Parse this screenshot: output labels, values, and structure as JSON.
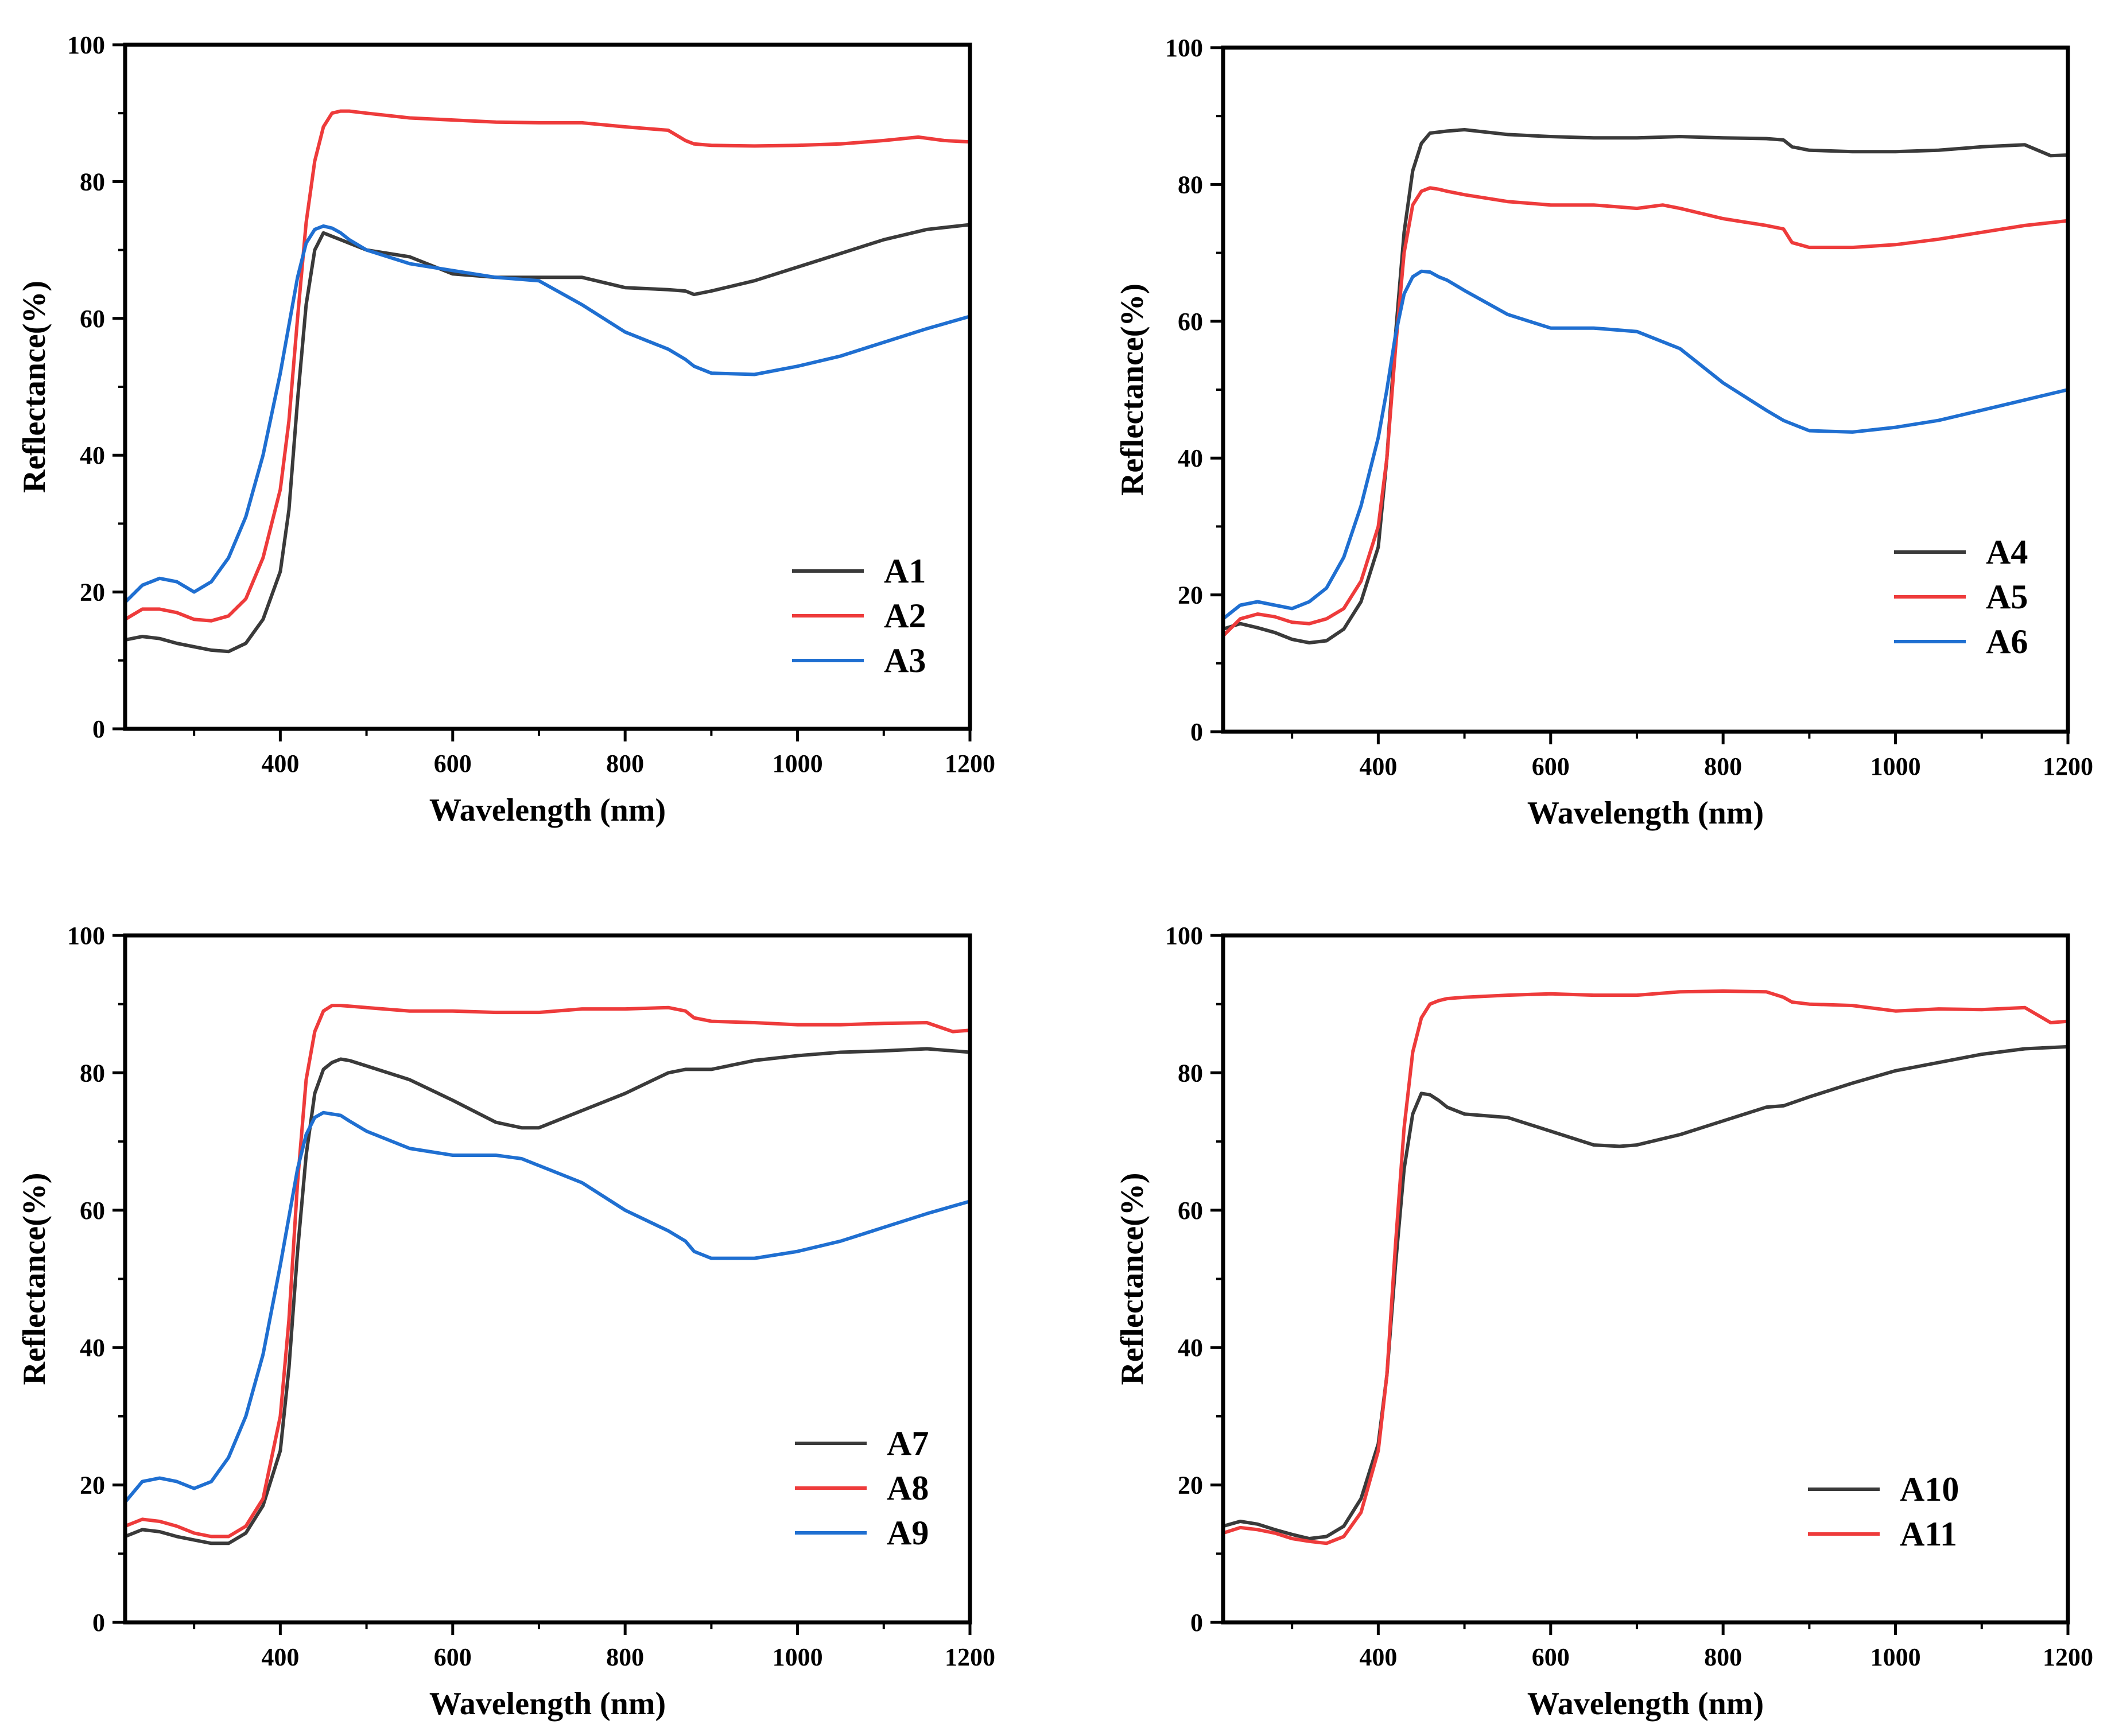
{
  "colors": {
    "black": "#3a3a3a",
    "red": "#ee3b3b",
    "blue": "#1f6fd1"
  },
  "chart_data": [
    {
      "type": "line",
      "xlabel": "Wavelength (nm)",
      "ylabel": "Reflectance(%)",
      "xlim": [
        220,
        1200
      ],
      "ylim": [
        0,
        100
      ],
      "xticks": [
        "400",
        "600",
        "800",
        "1000",
        "1200"
      ],
      "yticks": [
        "0",
        "20",
        "40",
        "60",
        "80",
        "100"
      ],
      "legend_position": "lower-right",
      "series": [
        {
          "name": "A1",
          "color": "black",
          "x": [
            220,
            240,
            260,
            280,
            300,
            320,
            340,
            360,
            380,
            400,
            410,
            420,
            430,
            440,
            450,
            460,
            470,
            480,
            500,
            550,
            600,
            650,
            700,
            750,
            800,
            850,
            870,
            880,
            900,
            950,
            1000,
            1050,
            1100,
            1150,
            1200
          ],
          "y": [
            13,
            13.5,
            13.2,
            12.5,
            12,
            11.5,
            11.3,
            12.5,
            16,
            23,
            32,
            48,
            62,
            70,
            72.5,
            72,
            71.5,
            71,
            70,
            69,
            66.5,
            66,
            66,
            66,
            64.5,
            64.2,
            64,
            63.5,
            64,
            65.5,
            67.5,
            69.5,
            71.5,
            73,
            73.7
          ]
        },
        {
          "name": "A2",
          "color": "red",
          "x": [
            220,
            240,
            260,
            280,
            300,
            320,
            340,
            360,
            380,
            400,
            410,
            420,
            430,
            440,
            450,
            460,
            470,
            480,
            500,
            550,
            600,
            650,
            700,
            750,
            800,
            850,
            870,
            880,
            900,
            950,
            1000,
            1050,
            1100,
            1140,
            1170,
            1200
          ],
          "y": [
            16,
            17.5,
            17.5,
            17,
            16,
            15.8,
            16.5,
            19,
            25,
            35,
            45,
            60,
            74,
            83,
            88,
            90,
            90.3,
            90.3,
            90,
            89.3,
            89,
            88.7,
            88.6,
            88.6,
            88,
            87.5,
            86,
            85.5,
            85.3,
            85.2,
            85.3,
            85.5,
            86,
            86.5,
            86,
            85.8
          ]
        },
        {
          "name": "A3",
          "color": "blue",
          "x": [
            220,
            240,
            260,
            280,
            300,
            320,
            340,
            360,
            380,
            400,
            410,
            420,
            430,
            440,
            450,
            460,
            470,
            480,
            500,
            550,
            600,
            650,
            700,
            750,
            800,
            850,
            870,
            880,
            900,
            950,
            1000,
            1050,
            1100,
            1150,
            1200
          ],
          "y": [
            18.5,
            21,
            22,
            21.5,
            20,
            21.5,
            25,
            31,
            40,
            52,
            59,
            66,
            71,
            73,
            73.5,
            73.2,
            72.5,
            71.5,
            70,
            68,
            67,
            66,
            65.5,
            62,
            58,
            55.5,
            54,
            53,
            52,
            51.8,
            53,
            54.5,
            56.5,
            58.5,
            60.3
          ]
        }
      ]
    },
    {
      "type": "line",
      "xlabel": "Wavelength (nm)",
      "ylabel": "Reflectance(%)",
      "xlim": [
        220,
        1200
      ],
      "ylim": [
        0,
        100
      ],
      "xticks": [
        "400",
        "600",
        "800",
        "1000",
        "1200"
      ],
      "yticks": [
        "0",
        "20",
        "40",
        "60",
        "80",
        "100"
      ],
      "legend_position": "upper-right",
      "series": [
        {
          "name": "A4",
          "color": "black",
          "x": [
            220,
            240,
            260,
            280,
            300,
            320,
            340,
            360,
            380,
            400,
            410,
            420,
            430,
            440,
            450,
            460,
            480,
            500,
            550,
            600,
            650,
            700,
            750,
            800,
            850,
            870,
            880,
            900,
            950,
            1000,
            1050,
            1100,
            1150,
            1180,
            1200
          ],
          "y": [
            15,
            15.8,
            15.2,
            14.5,
            13.5,
            13,
            13.3,
            15,
            19,
            27,
            40,
            58,
            73,
            82,
            86,
            87.5,
            87.8,
            88,
            87.3,
            87,
            86.8,
            86.8,
            87,
            86.8,
            86.7,
            86.5,
            85.5,
            85,
            84.8,
            84.8,
            85,
            85.5,
            85.8,
            84.2,
            84.3
          ]
        },
        {
          "name": "A5",
          "color": "red",
          "x": [
            220,
            240,
            260,
            280,
            300,
            320,
            340,
            360,
            380,
            400,
            410,
            420,
            430,
            440,
            450,
            460,
            470,
            480,
            500,
            550,
            600,
            650,
            700,
            730,
            750,
            800,
            850,
            870,
            880,
            900,
            950,
            1000,
            1050,
            1100,
            1150,
            1200
          ],
          "y": [
            14,
            16.5,
            17.2,
            16.8,
            16,
            15.8,
            16.5,
            18,
            22,
            30,
            40,
            56,
            70,
            77,
            79,
            79.5,
            79.3,
            79,
            78.5,
            77.5,
            77,
            77,
            76.5,
            77,
            76.5,
            75,
            74,
            73.5,
            71.5,
            70.8,
            70.8,
            71.2,
            72,
            73,
            74,
            74.7
          ]
        },
        {
          "name": "A6",
          "color": "blue",
          "x": [
            220,
            240,
            260,
            280,
            300,
            320,
            340,
            360,
            380,
            400,
            410,
            420,
            430,
            440,
            450,
            460,
            470,
            480,
            500,
            550,
            600,
            650,
            700,
            750,
            800,
            850,
            870,
            880,
            900,
            950,
            1000,
            1050,
            1100,
            1150,
            1200
          ],
          "y": [
            16.5,
            18.5,
            19,
            18.5,
            18,
            19,
            21,
            25.5,
            33,
            43,
            50,
            58,
            64,
            66.5,
            67.3,
            67.2,
            66.5,
            66,
            64.5,
            61,
            59,
            59,
            58.5,
            56,
            51,
            47,
            45.5,
            45,
            44,
            43.8,
            44.5,
            45.5,
            47,
            48.5,
            50
          ]
        }
      ]
    },
    {
      "type": "line",
      "xlabel": "Wavelength (nm)",
      "ylabel": "Reflectance(%)",
      "xlim": [
        220,
        1200
      ],
      "ylim": [
        0,
        100
      ],
      "xticks": [
        "400",
        "600",
        "800",
        "1000",
        "1200"
      ],
      "yticks": [
        "0",
        "20",
        "40",
        "60",
        "80",
        "100"
      ],
      "legend_position": "lower-right",
      "series": [
        {
          "name": "A7",
          "color": "black",
          "x": [
            220,
            240,
            260,
            280,
            300,
            320,
            340,
            360,
            380,
            400,
            410,
            420,
            430,
            440,
            450,
            460,
            470,
            480,
            500,
            550,
            600,
            650,
            680,
            700,
            750,
            800,
            850,
            870,
            900,
            950,
            1000,
            1050,
            1100,
            1150,
            1200
          ],
          "y": [
            12.5,
            13.5,
            13.2,
            12.5,
            12,
            11.5,
            11.5,
            13,
            17,
            25,
            37,
            54,
            68,
            77,
            80.5,
            81.5,
            82,
            81.8,
            81,
            79,
            76,
            72.8,
            72,
            72,
            74.5,
            77,
            80,
            80.5,
            80.5,
            81.8,
            82.5,
            83,
            83.2,
            83.5,
            83
          ]
        },
        {
          "name": "A8",
          "color": "red",
          "x": [
            220,
            240,
            260,
            280,
            300,
            320,
            340,
            360,
            380,
            400,
            410,
            420,
            430,
            440,
            450,
            460,
            470,
            480,
            500,
            550,
            600,
            650,
            700,
            750,
            800,
            850,
            870,
            880,
            900,
            950,
            1000,
            1050,
            1100,
            1150,
            1180,
            1200
          ],
          "y": [
            14,
            15,
            14.7,
            14,
            13,
            12.5,
            12.5,
            14,
            18,
            30,
            44,
            64,
            79,
            86,
            89,
            89.8,
            89.8,
            89.7,
            89.5,
            89,
            89,
            88.8,
            88.8,
            89.3,
            89.3,
            89.5,
            89,
            88,
            87.5,
            87.3,
            87,
            87,
            87.2,
            87.3,
            86,
            86.2
          ]
        },
        {
          "name": "A9",
          "color": "blue",
          "x": [
            220,
            240,
            260,
            280,
            300,
            320,
            340,
            360,
            380,
            400,
            410,
            420,
            430,
            440,
            450,
            460,
            470,
            480,
            500,
            550,
            600,
            650,
            680,
            700,
            750,
            800,
            850,
            870,
            880,
            900,
            950,
            1000,
            1050,
            1100,
            1150,
            1200
          ],
          "y": [
            17.5,
            20.5,
            21,
            20.5,
            19.5,
            20.5,
            24,
            30,
            39,
            52,
            59,
            66,
            71,
            73.5,
            74.2,
            74,
            73.8,
            73,
            71.5,
            69,
            68,
            68,
            67.5,
            66.5,
            64,
            60,
            57,
            55.5,
            54,
            53,
            53,
            54,
            55.5,
            57.5,
            59.5,
            61.3
          ]
        }
      ]
    },
    {
      "type": "line",
      "xlabel": "Wavelength (nm)",
      "ylabel": "Reflectance(%)",
      "xlim": [
        220,
        1200
      ],
      "ylim": [
        0,
        100
      ],
      "xticks": [
        "400",
        "600",
        "800",
        "1000",
        "1200"
      ],
      "yticks": [
        "0",
        "20",
        "40",
        "60",
        "80",
        "100"
      ],
      "legend_position": "lower-right",
      "series": [
        {
          "name": "A10",
          "color": "black",
          "x": [
            220,
            240,
            260,
            280,
            300,
            320,
            340,
            360,
            380,
            400,
            410,
            420,
            430,
            440,
            450,
            460,
            470,
            480,
            500,
            550,
            600,
            650,
            680,
            700,
            750,
            800,
            850,
            870,
            900,
            950,
            1000,
            1050,
            1100,
            1150,
            1200
          ],
          "y": [
            14,
            14.7,
            14.3,
            13.5,
            12.8,
            12.2,
            12.5,
            14,
            18,
            26,
            36,
            52,
            66,
            74,
            77,
            76.8,
            76,
            75,
            74,
            73.5,
            71.5,
            69.5,
            69.3,
            69.5,
            71,
            73,
            75,
            75.2,
            76.5,
            78.5,
            80.3,
            81.5,
            82.7,
            83.5,
            83.8
          ]
        },
        {
          "name": "A11",
          "color": "red",
          "x": [
            220,
            240,
            260,
            280,
            300,
            320,
            340,
            360,
            380,
            400,
            410,
            420,
            430,
            440,
            450,
            460,
            470,
            480,
            500,
            550,
            600,
            650,
            700,
            750,
            800,
            850,
            870,
            880,
            900,
            950,
            1000,
            1050,
            1100,
            1150,
            1180,
            1200
          ],
          "y": [
            13,
            13.8,
            13.5,
            13,
            12.2,
            11.8,
            11.5,
            12.5,
            16,
            25,
            36,
            55,
            72,
            83,
            88,
            90,
            90.5,
            90.8,
            91,
            91.3,
            91.5,
            91.3,
            91.3,
            91.8,
            91.9,
            91.8,
            91,
            90.3,
            90,
            89.8,
            89,
            89.3,
            89.2,
            89.5,
            87.3,
            87.5
          ]
        }
      ]
    }
  ]
}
--------------------------------
▶ **INSTRUCTIONS TO FOLLOW**:
Where a line above includes "name", copy that line.

▶ **RIGHT ANSWER**:
          "name": "A1",
          "name": "A2",
          "name": "A3",
          "name": "A4",
          "name": "A5",
          "name": "A6",
          "name": "A7",
          "name": "A8",
          "name": "A9",
          "name": "A10",
          "name": "A11",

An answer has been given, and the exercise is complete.